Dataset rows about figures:
>> begin

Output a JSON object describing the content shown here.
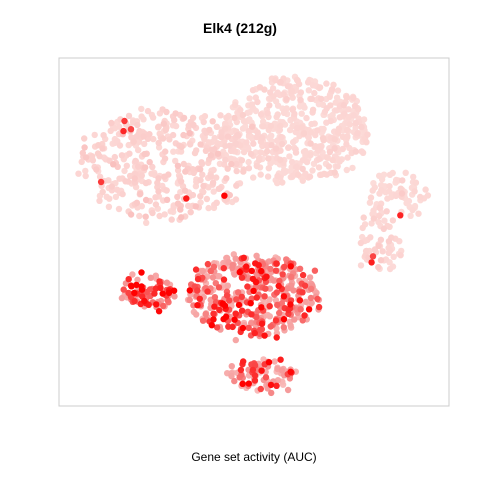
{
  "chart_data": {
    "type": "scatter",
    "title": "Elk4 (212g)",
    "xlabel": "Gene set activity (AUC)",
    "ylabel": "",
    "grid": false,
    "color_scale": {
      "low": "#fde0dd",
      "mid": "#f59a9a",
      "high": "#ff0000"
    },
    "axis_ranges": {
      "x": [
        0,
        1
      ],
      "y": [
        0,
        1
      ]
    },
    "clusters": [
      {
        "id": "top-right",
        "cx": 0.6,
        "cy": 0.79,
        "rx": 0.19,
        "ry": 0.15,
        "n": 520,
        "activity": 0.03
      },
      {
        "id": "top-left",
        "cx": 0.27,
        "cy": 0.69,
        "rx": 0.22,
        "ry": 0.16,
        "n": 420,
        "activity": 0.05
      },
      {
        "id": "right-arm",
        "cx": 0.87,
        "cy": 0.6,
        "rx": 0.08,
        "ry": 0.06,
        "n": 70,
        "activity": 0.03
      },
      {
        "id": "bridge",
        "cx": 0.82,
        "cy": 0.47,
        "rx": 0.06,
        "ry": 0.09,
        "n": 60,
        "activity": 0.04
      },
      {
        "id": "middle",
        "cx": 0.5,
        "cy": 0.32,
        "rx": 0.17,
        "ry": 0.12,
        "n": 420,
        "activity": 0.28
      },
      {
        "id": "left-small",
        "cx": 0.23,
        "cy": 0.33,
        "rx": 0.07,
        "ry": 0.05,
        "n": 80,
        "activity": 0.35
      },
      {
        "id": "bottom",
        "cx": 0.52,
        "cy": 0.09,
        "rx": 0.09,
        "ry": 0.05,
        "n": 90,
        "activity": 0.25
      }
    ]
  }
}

>> end

* _WHAT TO DO_
Find every line in the records above that contains the word "activity", and copy each one.

* _TASK SOLUTION_
    "xlabel": "Gene set activity (AUC)",
        "activity": 0.03
        "activity": 0.05
        "activity": 0.03
        "activity": 0.04
        "activity": 0.28
        "activity": 0.35
        "activity": 0.25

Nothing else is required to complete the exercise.